(Direction):
Read the lines below. Copy out any that hold the string "doanh".

(Dataset excerpt):
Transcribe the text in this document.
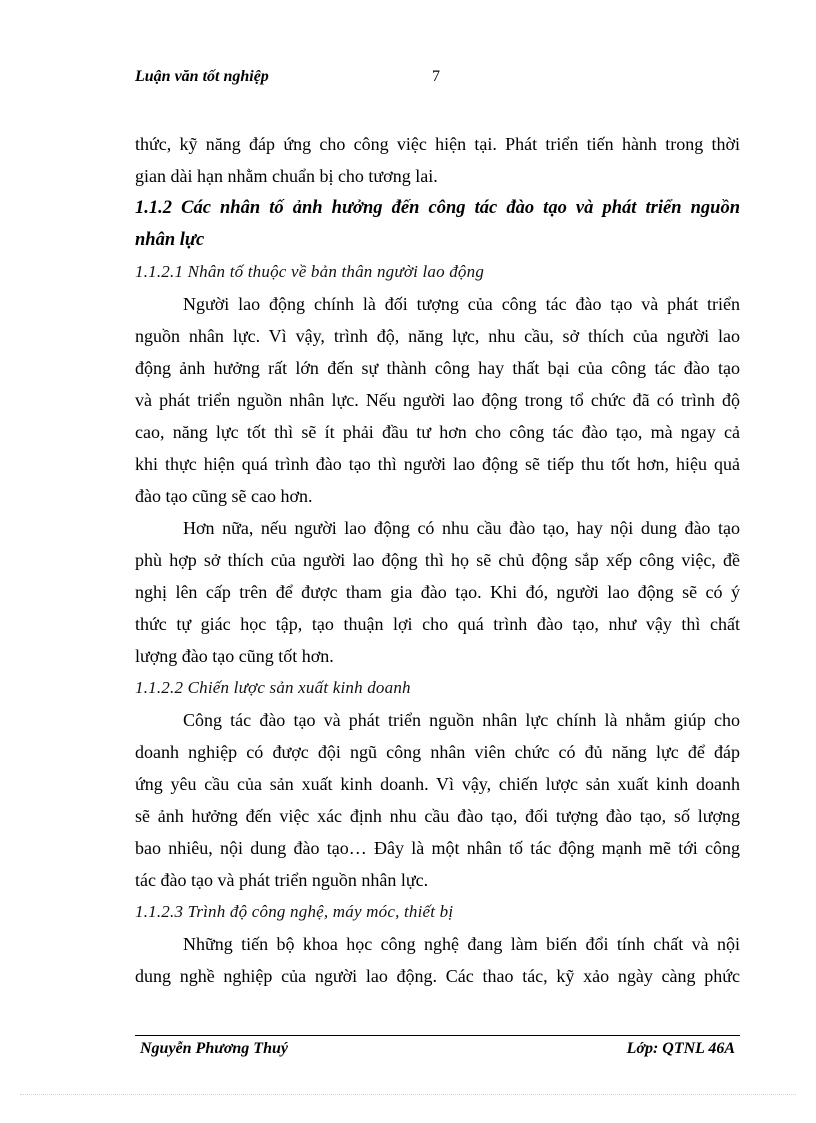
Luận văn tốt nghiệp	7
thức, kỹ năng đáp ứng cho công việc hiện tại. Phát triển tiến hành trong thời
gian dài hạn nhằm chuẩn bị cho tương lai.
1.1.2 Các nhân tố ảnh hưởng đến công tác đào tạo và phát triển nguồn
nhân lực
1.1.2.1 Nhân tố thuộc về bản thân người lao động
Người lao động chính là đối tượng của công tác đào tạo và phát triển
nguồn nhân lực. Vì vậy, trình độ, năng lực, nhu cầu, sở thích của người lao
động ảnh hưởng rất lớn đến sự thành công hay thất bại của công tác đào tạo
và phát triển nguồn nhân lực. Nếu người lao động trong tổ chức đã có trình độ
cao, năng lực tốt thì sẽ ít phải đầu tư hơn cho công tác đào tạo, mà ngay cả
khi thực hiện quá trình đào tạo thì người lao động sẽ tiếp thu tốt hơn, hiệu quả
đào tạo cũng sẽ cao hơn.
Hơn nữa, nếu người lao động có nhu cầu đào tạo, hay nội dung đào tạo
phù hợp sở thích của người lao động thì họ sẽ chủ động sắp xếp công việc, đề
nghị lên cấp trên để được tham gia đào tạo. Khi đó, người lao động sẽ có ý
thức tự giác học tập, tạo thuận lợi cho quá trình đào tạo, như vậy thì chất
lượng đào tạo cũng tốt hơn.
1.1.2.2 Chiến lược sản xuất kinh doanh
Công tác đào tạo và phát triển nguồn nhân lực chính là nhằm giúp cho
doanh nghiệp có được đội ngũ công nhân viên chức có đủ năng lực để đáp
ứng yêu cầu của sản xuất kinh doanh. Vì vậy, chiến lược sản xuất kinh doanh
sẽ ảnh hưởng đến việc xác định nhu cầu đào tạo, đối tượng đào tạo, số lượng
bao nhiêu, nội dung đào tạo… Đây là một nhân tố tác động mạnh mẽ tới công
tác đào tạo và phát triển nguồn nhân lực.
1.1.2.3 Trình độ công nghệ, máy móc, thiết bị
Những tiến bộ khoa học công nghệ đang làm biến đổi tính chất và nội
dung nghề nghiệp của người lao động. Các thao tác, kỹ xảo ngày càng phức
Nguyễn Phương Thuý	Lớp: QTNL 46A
---
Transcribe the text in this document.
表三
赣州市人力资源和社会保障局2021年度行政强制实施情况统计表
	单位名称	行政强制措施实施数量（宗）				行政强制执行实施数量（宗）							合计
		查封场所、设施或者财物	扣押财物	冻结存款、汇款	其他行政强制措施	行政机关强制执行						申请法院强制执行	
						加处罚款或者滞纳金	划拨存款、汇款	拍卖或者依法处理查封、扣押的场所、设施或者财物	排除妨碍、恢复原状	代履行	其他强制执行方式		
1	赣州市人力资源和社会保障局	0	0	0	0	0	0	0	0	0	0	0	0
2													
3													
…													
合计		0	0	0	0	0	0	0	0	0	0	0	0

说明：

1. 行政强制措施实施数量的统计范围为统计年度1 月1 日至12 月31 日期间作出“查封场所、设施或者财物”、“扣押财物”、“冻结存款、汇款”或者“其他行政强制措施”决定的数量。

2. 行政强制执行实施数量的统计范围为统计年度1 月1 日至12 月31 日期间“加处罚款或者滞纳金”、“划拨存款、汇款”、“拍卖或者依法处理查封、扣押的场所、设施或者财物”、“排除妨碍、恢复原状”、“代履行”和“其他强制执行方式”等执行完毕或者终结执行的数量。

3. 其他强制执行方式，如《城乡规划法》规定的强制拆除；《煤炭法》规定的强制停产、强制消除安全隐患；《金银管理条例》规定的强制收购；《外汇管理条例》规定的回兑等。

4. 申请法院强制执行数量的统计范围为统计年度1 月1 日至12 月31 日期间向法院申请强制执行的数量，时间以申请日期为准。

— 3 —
...
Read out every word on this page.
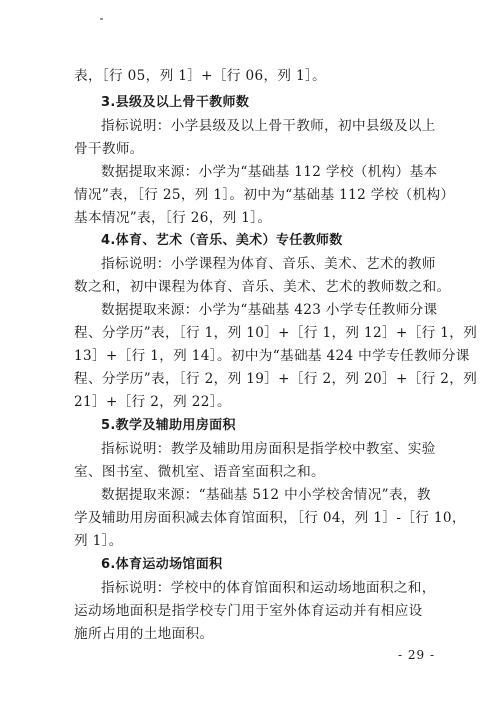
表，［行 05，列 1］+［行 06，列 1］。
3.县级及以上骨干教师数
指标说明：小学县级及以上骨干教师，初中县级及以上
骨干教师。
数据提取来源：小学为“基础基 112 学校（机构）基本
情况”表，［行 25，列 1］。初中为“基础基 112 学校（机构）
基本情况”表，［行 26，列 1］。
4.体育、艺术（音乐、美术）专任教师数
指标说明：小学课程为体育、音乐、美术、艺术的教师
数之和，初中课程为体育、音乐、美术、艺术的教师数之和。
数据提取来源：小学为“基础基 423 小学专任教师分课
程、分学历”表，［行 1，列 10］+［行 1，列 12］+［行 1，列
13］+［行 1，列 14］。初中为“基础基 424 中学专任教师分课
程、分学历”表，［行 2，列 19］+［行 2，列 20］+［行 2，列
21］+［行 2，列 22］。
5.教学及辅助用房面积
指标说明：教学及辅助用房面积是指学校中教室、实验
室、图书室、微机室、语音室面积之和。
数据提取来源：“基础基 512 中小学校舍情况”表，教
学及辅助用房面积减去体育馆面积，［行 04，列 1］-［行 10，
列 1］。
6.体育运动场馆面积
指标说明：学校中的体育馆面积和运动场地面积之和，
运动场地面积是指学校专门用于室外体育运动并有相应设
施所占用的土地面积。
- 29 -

(Reply to the exercise):
1.1.2.2 Chiến lược sản xuất kinh doanh
doanh nghiệp có được đội ngũ công nhân viên chức có đủ năng lực để đáp
ứng yêu cầu của sản xuất kinh doanh. Vì vậy, chiến lược sản xuất kinh doanh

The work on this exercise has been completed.